**Task**
Copy out every line of the items below word for word, leaving out the picture lines.
[start Data]
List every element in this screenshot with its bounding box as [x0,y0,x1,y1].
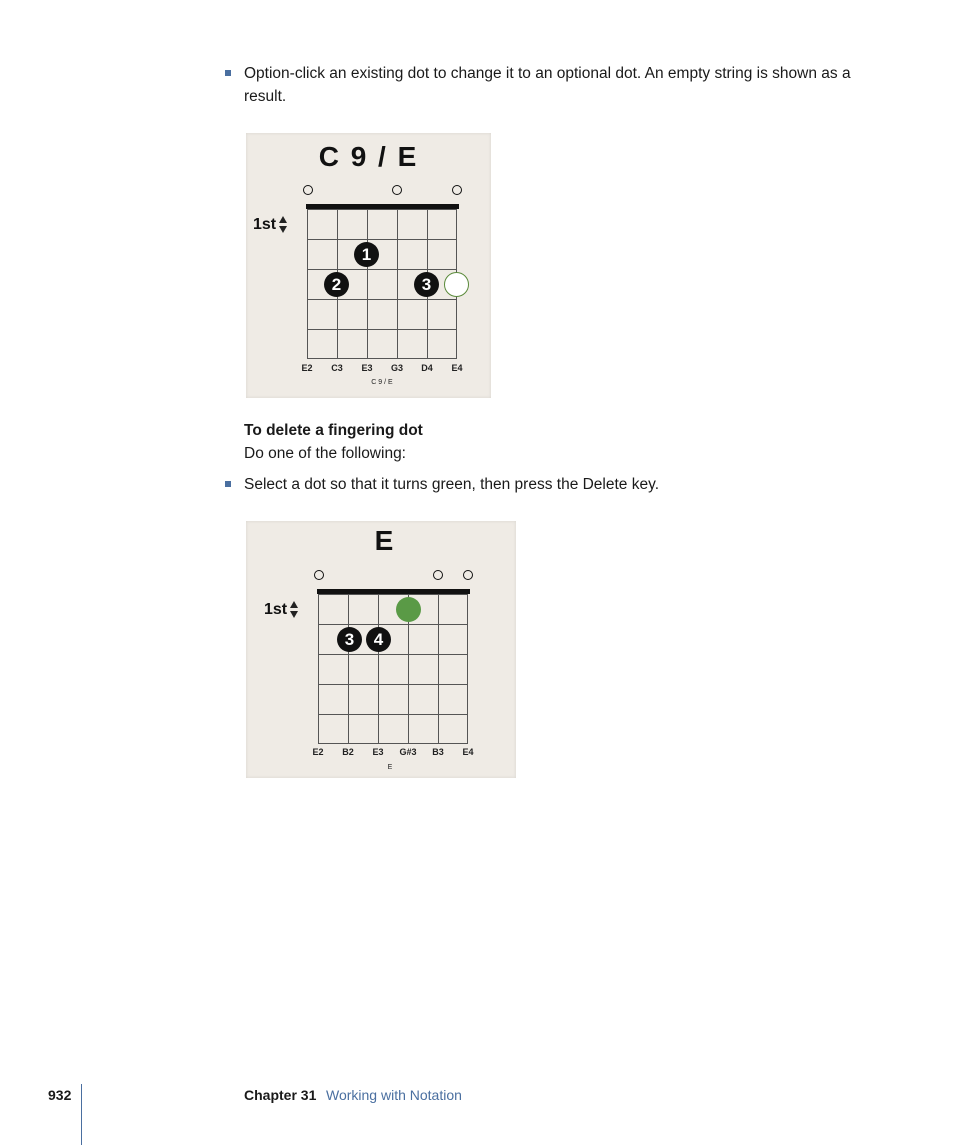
string-label: E4 [462,747,474,757]
open-string-marker[interactable] [452,185,462,195]
chord-name: C 9 / E [318,141,419,172]
selected-dot[interactable] [396,597,421,622]
page-number: 932 [48,1087,72,1103]
finger-dot[interactable]: 1 [354,242,379,267]
finger-dot[interactable]: 4 [366,627,391,652]
fret-position-label: 1st [264,601,288,618]
fret-stepper-icon[interactable] [279,216,289,234]
footer-chapter: Chapter 31 [244,1087,317,1103]
string-label: E4 [451,363,463,373]
chord-name: E [374,525,396,556]
finger-dot[interactable]: 3 [414,272,439,297]
finger-dot[interactable]: 2 [324,272,349,297]
string-label: B2 [342,747,354,757]
open-string-marker[interactable] [463,570,473,580]
string-label: E3 [372,747,384,757]
open-string-marker[interactable] [392,185,402,195]
string-label: D4 [421,363,433,373]
string-label: B3 [432,747,444,757]
open-string-marker[interactable] [314,570,324,580]
string-label: E2 [312,747,324,757]
string-label: G3 [390,363,403,373]
optional-dot[interactable] [444,272,469,297]
finger-dot[interactable]: 3 [337,627,362,652]
bullet-marker [225,70,231,76]
string-label: C3 [331,363,343,373]
string-label: G#3 [399,747,417,757]
bullet-marker [225,481,231,487]
bullet-text: Select a dot so that it turns green, then press the Delete key. [244,476,660,493]
fret-stepper-icon[interactable] [290,601,300,619]
bullet-item [225,62,885,108]
open-string-marker[interactable] [303,185,313,195]
section-heading: To delete a fingering dot [244,422,423,439]
chord-diagram-e [246,521,516,778]
chord-caption: E [387,764,393,771]
open-string-marker[interactable] [433,570,443,580]
footer-divider [81,1084,82,1145]
chord-caption: C 9 / E [371,379,393,386]
chord-diagram-c9-e [246,133,491,398]
bullet-text: Option-click an existing dot to change it to an optional dot. An empty string is shown as a result. [244,65,851,105]
string-label: E2 [301,363,313,373]
fretboard[interactable] [318,594,468,744]
footer-chapter-title[interactable]: Working with Notation [326,1087,462,1103]
intro-paragraph: Do one of the following: [244,445,406,462]
fret-position-label: 1st [253,216,277,233]
bullet-item [225,473,885,496]
string-label: E3 [361,363,373,373]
[end Data]
**Exercise solution**
List every element in this screenshot with its bounding box as [x0,y0,x1,y1].
string-label: E4 [462,747,474,757]
open-string-marker[interactable] [452,185,462,195]
chord-name: C 9 / E [318,141,419,172]
selected-dot[interactable] [396,597,421,622]
page-number: 932 [48,1087,72,1103]
finger-dot[interactable]: 1 [354,242,379,267]
finger-dot[interactable]: 4 [366,627,391,652]
fret-position-label: 1st [264,601,288,618]
fret-stepper-icon[interactable] [279,216,289,234]
footer-chapter: Chapter 31 [244,1087,317,1103]
string-label: E4 [451,363,463,373]
chord-name: E [374,525,396,556]
finger-dot[interactable]: 3 [414,272,439,297]
finger-dot[interactable]: 2 [324,272,349,297]
string-label: B2 [342,747,354,757]
open-string-marker[interactable] [463,570,473,580]
string-label: E3 [372,747,384,757]
open-string-marker[interactable] [392,185,402,195]
string-label: D4 [421,363,433,373]
string-label: B3 [432,747,444,757]
open-string-marker[interactable] [314,570,324,580]
string-label: E2 [312,747,324,757]
string-label: G3 [390,363,403,373]
optional-dot[interactable] [444,272,469,297]
finger-dot[interactable]: 3 [337,627,362,652]
bullet-marker [225,70,231,76]
string-label: C3 [331,363,343,373]
string-label: G#3 [399,747,417,757]
bullet-marker [225,481,231,487]
bullet-text: Select a dot so that it turns green, then press the Delete key. [244,476,660,493]
fret-stepper-icon[interactable] [290,601,300,619]
bullet-item [225,62,885,108]
open-string-marker[interactable] [303,185,313,195]
section-heading: To delete a fingering dot [244,422,423,439]
chord-diagram-e [246,521,516,778]
chord-caption: E [387,764,393,771]
open-string-marker[interactable] [433,570,443,580]
footer-divider [81,1084,82,1145]
chord-caption: C 9 / E [371,379,393,386]
chord-diagram-c9-e [246,133,491,398]
bullet-text: Option-click an existing dot to change it to an optional dot. An empty string is shown as a result. [244,65,851,105]
string-label: E2 [301,363,313,373]
fretboard[interactable] [318,594,468,744]
footer-chapter-title[interactable]: Working with Notation [326,1087,462,1103]
intro-paragraph: Do one of the following: [244,445,406,462]
fret-position-label: 1st [253,216,277,233]
bullet-item [225,473,885,496]
string-label: E3 [361,363,373,373]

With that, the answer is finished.